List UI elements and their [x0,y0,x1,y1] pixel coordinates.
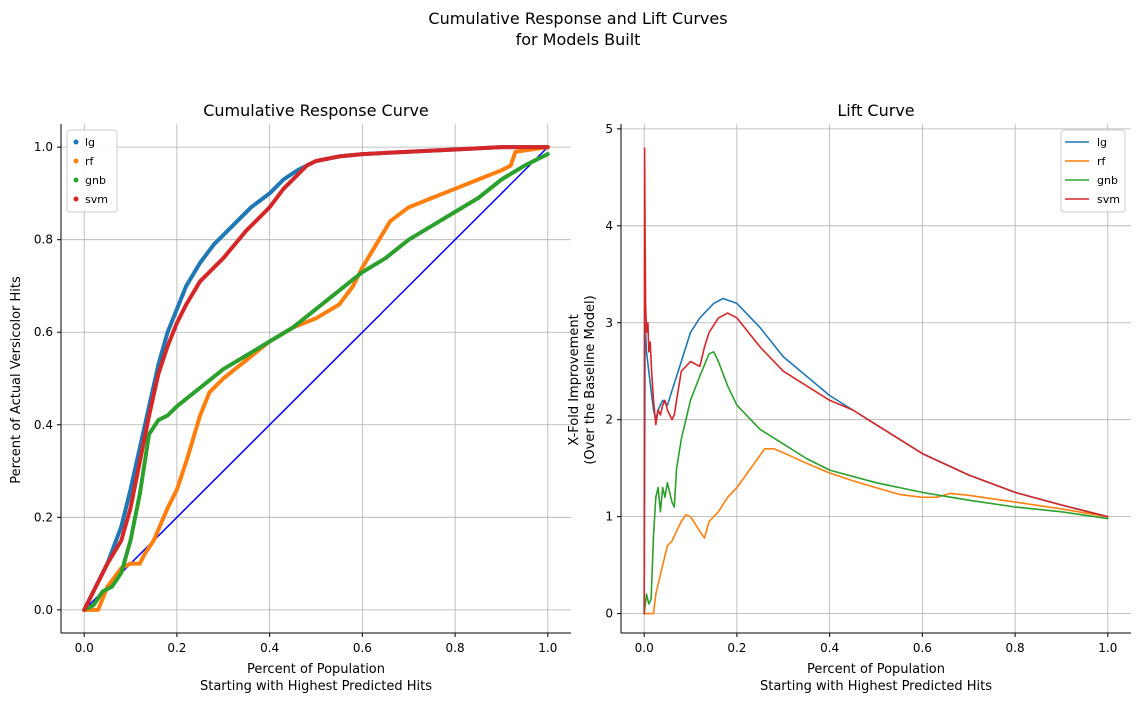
cumulative-x-axis-label-line1: Percent of Population [247,662,385,677]
cumulative-response-title: Cumulative Response Curve [203,101,429,120]
cumulative-legend-label-lg: lg [85,136,95,149]
lift-x-axis-label-line1: Percent of Population [807,662,945,677]
lift-x-tick-label-2: 0.4 [820,641,839,655]
figure-title-line1: Cumulative Response and Lift Curves [428,9,727,28]
lift-series-svm-line [643,147,1109,615]
lift-x-tick-label-3: 0.6 [913,641,932,655]
cumulative-y-tick-label-2: 0.4 [34,418,53,432]
cumulative-y-tick-label-4: 0.8 [34,233,53,247]
cumulative-axes-spines [60,124,571,634]
cumulative-legend-label-svm: svm [85,193,108,206]
cumulative-legend-label-gnb: gnb [85,174,106,187]
lift-y-axis-label-line2: (Over the Baseline Model) [583,295,598,464]
lift-y-ticks: 0 1 2 3 4 5 [605,122,621,621]
lift-y-tick-label-1: 1 [605,510,613,524]
cumulative-x-tick-label-3: 0.6 [353,641,372,655]
cumulative-x-tick-label-2: 0.4 [260,641,279,655]
lift-series-rf-line [643,447,1109,615]
lift-curve-title: Lift Curve [837,101,914,120]
lift-y-tick-label-4: 4 [605,219,613,233]
lift-series-lg-line [643,297,1109,615]
lift-x-tick-label-1: 0.2 [727,641,746,655]
lift-y-tick-label-2: 2 [605,413,613,427]
lift-legend-label-lg: lg [1097,136,1107,149]
cumulative-legend-label-rf: rf [85,155,95,168]
cumulative-x-tick-label-1: 0.2 [167,641,186,655]
cumulative-y-tick-label-1: 0.2 [34,510,53,524]
cumulative-y-tick-label-5: 1.0 [34,140,53,154]
lift-x-tick-label-0: 0.0 [635,641,654,655]
lift-x-ticks: 0.0 0.2 0.4 0.6 0.8 1.0 [635,633,1117,655]
lift-grid [621,124,1131,633]
lift-y-axis-label-line1: X-Fold Improvement [567,314,582,445]
cumulative-legend-marker-svm [73,196,79,202]
cumulative-legend-marker-lg [73,139,79,145]
lift-legend-box [1060,129,1126,213]
lift-series-layer [643,147,1109,615]
cumulative-x-tick-label-0: 0.0 [75,641,94,655]
lift-curve-plot: Lift Curve 0.0 0.2 0.4 0.6 0.8 1.0 0 1 2 3 4 5 Per… [567,101,1131,694]
lift-x-tick-label-5: 1.0 [1098,641,1117,655]
cumulative-x-axis-label-line2: Starting with Highest Predicted Hits [200,679,432,694]
lift-axes-spines [620,124,1131,634]
cumulative-y-tick-label-0: 0.0 [34,603,53,617]
cumulative-series-svm-markers [82,145,550,612]
cumulative-x-ticks: 0.0 0.2 0.4 0.6 0.8 1.0 [75,633,557,655]
cumulative-x-tick-label-5: 1.0 [538,641,557,655]
lift-legend-label-rf: rf [1097,155,1107,168]
lift-y-tick-label-0: 0 [605,607,613,621]
lift-series-gnb-line [643,350,1109,615]
cumulative-y-axis-label: Percent of Actual Versicolor Hits [9,276,24,484]
lift-x-axis-label-line2: Starting with Highest Predicted Hits [760,679,992,694]
lift-legend-label-gnb: gnb [1097,174,1118,187]
figure-title-line2: for Models Built [516,30,641,49]
baseline-diagonal-line [83,146,549,611]
lift-x-tick-label-4: 0.8 [1006,641,1025,655]
lift-y-tick-label-3: 3 [605,316,613,330]
lift-legend: lg rf gnb svm [1060,129,1126,213]
cumulative-y-ticks: 0.0 0.2 0.4 0.6 0.8 1.0 [34,140,61,617]
cumulative-legend-marker-gnb [73,177,79,183]
cumulative-series-layer [82,145,550,612]
lift-legend-label-svm: svm [1097,193,1120,206]
baseline-diagonal-layer [83,146,549,611]
cumulative-legend: lg rf gnb svm [66,129,118,213]
cumulative-y-tick-label-3: 0.6 [34,325,53,339]
cumulative-legend-marker-rf [73,158,79,164]
cumulative-series-gnb-markers [82,152,550,612]
cumulative-legend-box [66,129,118,213]
cumulative-x-tick-label-4: 0.8 [446,641,465,655]
lift-y-tick-label-5: 5 [605,122,613,136]
cumulative-response-plot: Cumulative Response Curve 0.0 0.2 0.4 0.6 0.… [9,101,571,694]
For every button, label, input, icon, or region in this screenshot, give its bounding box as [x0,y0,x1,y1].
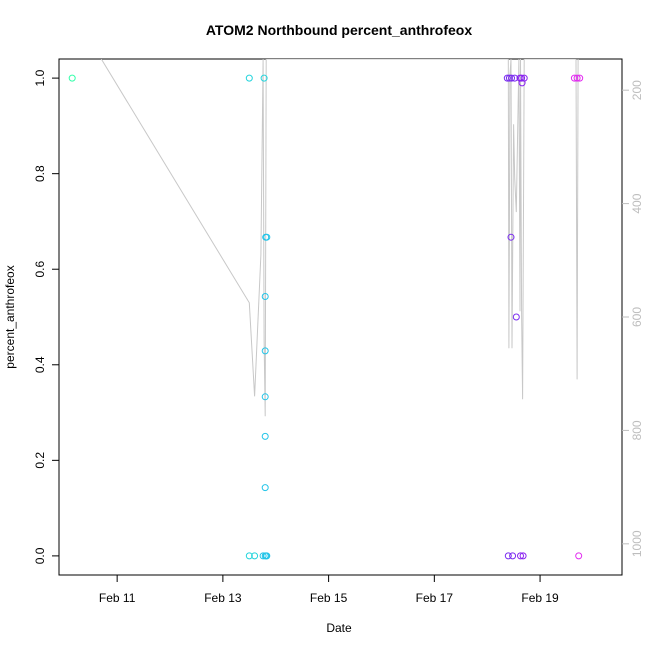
data-point [512,313,520,321]
secondary-line-layer [100,59,579,417]
y-tick-label: 0.2 [33,452,47,469]
data-point [260,74,268,82]
data-point [509,552,517,560]
y-tick-label: 0.4 [33,356,47,373]
y2-tick-label: 200 [630,80,644,100]
y-tick-label: 0.0 [33,547,47,564]
data-point [245,552,253,560]
secondary-series-line [100,59,579,417]
data-point [261,347,269,355]
y2-tick-label: 600 [630,307,644,327]
chart-title: ATOM2 Northbound percent_anthrofeox [206,22,472,38]
data-point [261,484,269,492]
data-point [570,74,578,82]
plot-frame [58,58,623,576]
data-point [517,552,524,560]
y2-tick-label: 1000 [630,530,644,557]
data-point [261,432,269,440]
data-point [575,552,583,560]
y-tick-label: 1.0 [33,69,47,86]
x-tick-label: Feb 11 [99,591,136,605]
data-point [504,552,512,560]
data-point [259,552,267,560]
data-point [245,74,253,82]
points-layer [68,74,584,560]
data-point [263,552,271,560]
y2-tick-label: 400 [630,193,644,213]
data-point [263,233,271,241]
data-point [519,552,527,560]
x-tick-label: Feb 17 [416,591,454,605]
data-point [508,74,515,82]
y-axis-label: percent_anthrofeox [3,265,17,368]
data-point [573,74,581,82]
data-point [505,74,513,82]
y-axis-left: 0.0 0.2 0.4 0.6 0.8 1.0 [33,69,59,564]
x-axis-label: Date [326,621,352,635]
data-point [511,74,519,82]
data-point [261,393,269,401]
x-tick-label: Feb 19 [521,591,559,605]
data-point [507,233,515,241]
data-point [503,74,511,82]
y2-tick-label: 800 [630,420,644,440]
data-point [576,74,584,82]
x-tick-label: Feb 13 [204,591,242,605]
data-point [518,74,526,82]
x-tick-label: Feb 15 [310,591,348,605]
x-axis: Feb 11 Feb 13 Feb 15 Feb 17 Feb 19 [99,575,559,605]
data-point [261,293,269,300]
y-tick-label: 0.6 [33,261,47,278]
y-tick-label: 0.8 [33,165,47,182]
data-point [68,74,76,82]
y-axis-right: 200 400 600 800 1000 [622,80,644,557]
data-point [251,552,259,560]
data-point [518,79,526,87]
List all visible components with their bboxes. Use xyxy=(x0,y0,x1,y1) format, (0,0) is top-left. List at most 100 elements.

▶ **STATED PROBLEM**
Set down again the lines starting at the one that contains "cumulative-x-axis-label-line1: Percent of" and ending at the one that contains "lift-y-axis-label-line1: X-Fold Improvement", both included.

▶ **FINAL RESULT**
cumulative-x-axis-label-line1: Percent of Population [247,662,385,677]
cumulative-response-title: Cumulative Response Curve [203,101,429,120]
cumulative-legend-label-lg: lg [85,136,95,149]
lift-x-axis-label-line1: Percent of Population [807,662,945,677]
lift-x-tick-label-2: 0.4 [820,641,839,655]
figure-title-line1: Cumulative Response and Lift Curves [428,9,727,28]
lift-series-svm-line [643,147,1109,615]
lift-x-tick-label-3: 0.6 [913,641,932,655]
cumulative-y-tick-label-2: 0.4 [34,418,53,432]
cumulative-y-tick-label-4: 0.8 [34,233,53,247]
cumulative-axes-spines [60,124,571,634]
cumulative-legend-label-svm: svm [85,193,108,206]
cumulative-legend-label-gnb: gnb [85,174,106,187]
lift-y-axis-label-line2: (Over the Baseline Model) [583,295,598,464]
lift-y-ticks: 0 1 2 3 4 5 [605,122,621,621]
lift-y-tick-label-1: 1 [605,510,613,524]
cumulative-x-tick-label-3: 0.6 [353,641,372,655]
cumulative-x-tick-label-2: 0.4 [260,641,279,655]
lift-series-rf-line [643,447,1109,615]
lift-curve-title: Lift Curve [837,101,914,120]
lift-y-tick-label-4: 4 [605,219,613,233]
lift-series-lg-line [643,297,1109,615]
lift-x-tick-label-1: 0.2 [727,641,746,655]
lift-y-tick-label-2: 2 [605,413,613,427]
lift-legend-label-lg: lg [1097,136,1107,149]
cumulative-legend-label-rf: rf [85,155,95,168]
cumulative-x-tick-label-1: 0.2 [167,641,186,655]
cumulative-y-tick-label-1: 0.2 [34,510,53,524]
cumulative-y-tick-label-5: 1.0 [34,140,53,154]
lift-x-tick-label-0: 0.0 [635,641,654,655]
lift-x-ticks: 0.0 0.2 0.4 0.6 0.8 1.0 [635,633,1117,655]
lift-grid [621,124,1131,633]
lift-y-axis-label-line1: X-Fold Improvement [567,314,582,445]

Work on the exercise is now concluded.